Retype the material that follows, keeping every word as it is.

Start

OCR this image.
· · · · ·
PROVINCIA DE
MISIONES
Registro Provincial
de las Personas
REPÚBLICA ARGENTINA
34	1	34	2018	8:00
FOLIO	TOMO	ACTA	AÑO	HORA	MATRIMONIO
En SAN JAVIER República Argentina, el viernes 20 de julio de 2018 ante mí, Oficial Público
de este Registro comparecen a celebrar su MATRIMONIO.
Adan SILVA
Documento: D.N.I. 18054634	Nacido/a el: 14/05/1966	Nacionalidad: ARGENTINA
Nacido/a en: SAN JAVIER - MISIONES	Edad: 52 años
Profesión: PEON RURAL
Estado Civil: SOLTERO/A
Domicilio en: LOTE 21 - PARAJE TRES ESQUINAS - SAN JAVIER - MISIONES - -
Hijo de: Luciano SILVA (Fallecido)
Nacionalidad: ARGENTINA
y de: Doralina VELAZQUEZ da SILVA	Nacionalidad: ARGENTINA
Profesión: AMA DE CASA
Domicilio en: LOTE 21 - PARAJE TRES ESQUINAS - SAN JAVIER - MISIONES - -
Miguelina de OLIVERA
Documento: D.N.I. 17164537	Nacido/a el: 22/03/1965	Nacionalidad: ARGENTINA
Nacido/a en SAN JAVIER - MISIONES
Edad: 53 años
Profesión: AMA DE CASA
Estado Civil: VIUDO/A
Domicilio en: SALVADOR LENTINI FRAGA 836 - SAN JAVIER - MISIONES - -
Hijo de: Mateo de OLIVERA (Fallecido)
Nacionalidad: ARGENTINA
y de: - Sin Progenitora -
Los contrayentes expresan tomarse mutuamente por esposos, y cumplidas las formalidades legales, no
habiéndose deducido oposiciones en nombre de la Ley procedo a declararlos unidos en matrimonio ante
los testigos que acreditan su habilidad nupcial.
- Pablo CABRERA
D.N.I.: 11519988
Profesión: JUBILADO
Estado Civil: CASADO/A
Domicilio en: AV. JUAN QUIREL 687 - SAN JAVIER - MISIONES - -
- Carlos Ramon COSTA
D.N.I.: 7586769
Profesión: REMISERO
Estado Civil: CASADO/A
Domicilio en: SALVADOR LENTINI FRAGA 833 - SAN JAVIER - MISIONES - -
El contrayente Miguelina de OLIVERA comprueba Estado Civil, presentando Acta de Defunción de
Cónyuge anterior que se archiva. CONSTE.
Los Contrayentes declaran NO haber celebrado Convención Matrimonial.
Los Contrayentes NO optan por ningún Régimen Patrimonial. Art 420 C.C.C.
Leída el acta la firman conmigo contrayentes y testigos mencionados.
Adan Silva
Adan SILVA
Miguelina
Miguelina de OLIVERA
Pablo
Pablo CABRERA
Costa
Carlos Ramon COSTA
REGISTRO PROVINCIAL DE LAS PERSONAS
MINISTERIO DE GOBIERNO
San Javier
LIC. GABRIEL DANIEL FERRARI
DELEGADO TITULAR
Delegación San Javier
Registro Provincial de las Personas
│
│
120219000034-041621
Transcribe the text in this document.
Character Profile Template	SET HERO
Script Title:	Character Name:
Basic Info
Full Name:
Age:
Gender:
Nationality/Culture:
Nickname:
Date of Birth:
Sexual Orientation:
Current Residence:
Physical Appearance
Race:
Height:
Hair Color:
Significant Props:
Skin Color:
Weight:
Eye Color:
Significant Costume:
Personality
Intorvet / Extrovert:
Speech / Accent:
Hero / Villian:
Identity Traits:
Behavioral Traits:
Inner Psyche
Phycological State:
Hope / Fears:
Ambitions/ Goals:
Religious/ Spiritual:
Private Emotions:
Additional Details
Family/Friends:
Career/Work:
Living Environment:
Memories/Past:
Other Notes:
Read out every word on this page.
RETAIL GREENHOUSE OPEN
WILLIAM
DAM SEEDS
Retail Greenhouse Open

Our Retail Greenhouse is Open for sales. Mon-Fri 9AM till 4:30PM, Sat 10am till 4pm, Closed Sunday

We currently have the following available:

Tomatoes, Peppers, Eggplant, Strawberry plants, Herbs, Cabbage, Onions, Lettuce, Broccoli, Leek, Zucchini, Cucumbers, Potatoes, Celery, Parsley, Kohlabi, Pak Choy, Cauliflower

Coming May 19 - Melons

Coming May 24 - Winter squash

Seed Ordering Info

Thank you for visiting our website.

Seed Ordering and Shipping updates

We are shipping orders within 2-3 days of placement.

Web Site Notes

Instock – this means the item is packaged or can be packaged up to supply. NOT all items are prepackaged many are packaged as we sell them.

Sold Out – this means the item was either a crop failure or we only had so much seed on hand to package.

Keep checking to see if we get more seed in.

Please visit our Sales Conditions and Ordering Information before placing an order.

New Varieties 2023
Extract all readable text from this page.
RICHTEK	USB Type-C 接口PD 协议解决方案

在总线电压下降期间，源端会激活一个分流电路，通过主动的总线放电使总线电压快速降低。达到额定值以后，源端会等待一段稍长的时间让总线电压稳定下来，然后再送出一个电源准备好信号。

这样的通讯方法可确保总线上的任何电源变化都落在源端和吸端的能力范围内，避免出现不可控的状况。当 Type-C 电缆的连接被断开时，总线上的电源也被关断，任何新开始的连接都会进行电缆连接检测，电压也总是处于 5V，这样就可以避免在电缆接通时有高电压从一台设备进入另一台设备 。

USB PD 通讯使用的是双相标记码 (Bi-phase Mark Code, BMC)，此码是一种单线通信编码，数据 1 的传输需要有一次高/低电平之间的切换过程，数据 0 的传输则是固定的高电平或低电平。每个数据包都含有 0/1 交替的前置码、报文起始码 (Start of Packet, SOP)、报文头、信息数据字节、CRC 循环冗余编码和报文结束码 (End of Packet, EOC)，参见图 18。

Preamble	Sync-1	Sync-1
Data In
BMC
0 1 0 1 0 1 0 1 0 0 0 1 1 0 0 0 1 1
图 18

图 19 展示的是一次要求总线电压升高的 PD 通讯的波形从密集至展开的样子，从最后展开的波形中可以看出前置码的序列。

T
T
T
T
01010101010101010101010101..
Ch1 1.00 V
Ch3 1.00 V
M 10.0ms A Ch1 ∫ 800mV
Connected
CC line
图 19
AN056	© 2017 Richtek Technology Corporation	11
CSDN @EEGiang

End

Reply to the task>
OCR this image.
· · · · ·
PROVINCIA DE
MISIONES
Registro Provincial
de las Personas
REPÚBLICA ARGENTINA
34	1	34	2018	8:00
FOLIO	TOMO	ACTA	AÑO	HORA	MATRIMONIO
En SAN JAVIER República Argentina, el viernes 20 de julio de 2018 ante mí, Oficial Público
de este Registro comparecen a celebrar su MATRIMONIO.
Adan SILVA
Documento: D.N.I. 18054634	Nacido/a el: 14/05/1966	Nacionalidad: ARGENTINA
Nacido/a en: SAN JAVIER - MISIONES	Edad: 52 años
Profesión: PEON RURAL
Estado Civil: SOLTERO/A
Domicilio en: LOTE 21 - PARAJE TRES ESQUINAS - SAN JAVIER - MISIONES - -
Hijo de: Luciano SILVA (Fallecido)
Nacionalidad: ARGENTINA
y de: Doralina VELAZQUEZ da SILVA	Nacionalidad: ARGENTINA
Profesión: AMA DE CASA
Domicilio en: LOTE 21 - PARAJE TRES ESQUINAS - SAN JAVIER - MISIONES - -
Miguelina de OLIVERA
Documento: D.N.I. 17164537	Nacido/a el: 22/03/1965	Nacionalidad: ARGENTINA
Nacido/a en SAN JAVIER - MISIONES
Edad: 53 años
Profesión: AMA DE CASA
Estado Civil: VIUDO/A
Domicilio en: SALVADOR LENTINI FRAGA 836 - SAN JAVIER - MISIONES - -
Hijo de: Mateo de OLIVERA (Fallecido)
Nacionalidad: ARGENTINA
y de: - Sin Progenitora -
Los contrayentes expresan tomarse mutuamente por esposos, y cumplidas las formalidades legales, no
habiéndose deducido oposiciones en nombre de la Ley procedo a declararlos unidos en matrimonio ante
los testigos que acreditan su habilidad nupcial.
- Pablo CABRERA
D.N.I.: 11519988
Profesión: JUBILADO
Estado Civil: CASADO/A
Domicilio en: AV. JUAN QUIREL 687 - SAN JAVIER - MISIONES - -
- Carlos Ramon COSTA
D.N.I.: 7586769
Profesión: REMISERO
Estado Civil: CASADO/A
Domicilio en: SALVADOR LENTINI FRAGA 833 - SAN JAVIER - MISIONES - -
El contrayente Miguelina de OLIVERA comprueba Estado Civil, presentando Acta de Defunción de
Cónyuge anterior que se archiva. CONSTE.
Los Contrayentes declaran NO haber celebrado Convención Matrimonial.
Los Contrayentes NO optan por ningún Régimen Patrimonial. Art 420 C.C.C.
Leída el acta la firman conmigo contrayentes y testigos mencionados.
Adan Silva
Adan SILVA
Miguelina
Miguelina de OLIVERA
Pablo
Pablo CABRERA
Costa
Carlos Ramon COSTA
REGISTRO PROVINCIAL DE LAS PERSONAS
MINISTERIO DE GOBIERNO
San Javier
LIC. GABRIEL DANIEL FERRARI
DELEGADO TITULAR
Delegación San Javier
Registro Provincial de las Personas
│
│
120219000034-041621
Transcribe the text in this document.
Character Profile Template	SET HERO
Script Title:	Character Name:
Basic Info
Full Name:
Age:
Gender:
Nationality/Culture:
Nickname:
Date of Birth:
Sexual Orientation:
Current Residence:
Physical Appearance
Race:
Height:
Hair Color:
Significant Props:
Skin Color:
Weight:
Eye Color:
Significant Costume:
Personality
Intorvet / Extrovert:
Speech / Accent:
Hero / Villian:
Identity Traits:
Behavioral Traits:
Inner Psyche
Phycological State:
Hope / Fears:
Ambitions/ Goals:
Religious/ Spiritual:
Private Emotions:
Additional Details
Family/Friends:
Career/Work:
Living Environment:
Memories/Past:
Other Notes:
Read out every word on this page.
RETAIL GREENHOUSE OPEN
WILLIAM
DAM SEEDS
Retail Greenhouse Open

Our Retail Greenhouse is Open for sales. Mon-Fri 9AM till 4:30PM, Sat 10am till 4pm, Closed Sunday

We currently have the following available:

Tomatoes, Peppers, Eggplant, Strawberry plants, Herbs, Cabbage, Onions, Lettuce, Broccoli, Leek, Zucchini, Cucumbers, Potatoes, Celery, Parsley, Kohlabi, Pak Choy, Cauliflower

Coming May 19 - Melons

Coming May 24 - Winter squash

Seed Ordering Info

Thank you for visiting our website.

Seed Ordering and Shipping updates

We are shipping orders within 2-3 days of placement.

Web Site Notes

Instock – this means the item is packaged or can be packaged up to supply. NOT all items are prepackaged many are packaged as we sell them.

Sold Out – this means the item was either a crop failure or we only had so much seed on hand to package.

Keep checking to see if we get more seed in.

Please visit our Sales Conditions and Ordering Information before placing an order.

New Varieties 2023
Extract all readable text from this page.
RICHTEK	USB Type-C 接口PD 协议解决方案

在总线电压下降期间，源端会激活一个分流电路，通过主动的总线放电使总线电压快速降低。达到额定值以后，源端会等待一段稍长的时间让总线电压稳定下来，然后再送出一个电源准备好信号。

这样的通讯方法可确保总线上的任何电源变化都落在源端和吸端的能力范围内，避免出现不可控的状况。当 Type-C 电缆的连接被断开时，总线上的电源也被关断，任何新开始的连接都会进行电缆连接检测，电压也总是处于 5V，这样就可以避免在电缆接通时有高电压从一台设备进入另一台设备 。

USB PD 通讯使用的是双相标记码 (Bi-phase Mark Code, BMC)，此码是一种单线通信编码，数据 1 的传输需要有一次高/低电平之间的切换过程，数据 0 的传输则是固定的高电平或低电平。每个数据包都含有 0/1 交替的前置码、报文起始码 (Start of Packet, SOP)、报文头、信息数据字节、CRC 循环冗余编码和报文结束码 (End of Packet, EOC)，参见图 18。

Preamble	Sync-1	Sync-1
Data In
BMC
0 1 0 1 0 1 0 1 0 0 0 1 1 0 0 0 1 1
图 18

图 19 展示的是一次要求总线电压升高的 PD 通讯的波形从密集至展开的样子，从最后展开的波形中可以看出前置码的序列。

T
T
T
T
01010101010101010101010101..
Ch1 1.00 V
Ch3 1.00 V
M 10.0ms A Ch1 ∫ 800mV
Connected
CC line
图 19
AN056	© 2017 Richtek Technology Corporation	11
CSDN @EEGiang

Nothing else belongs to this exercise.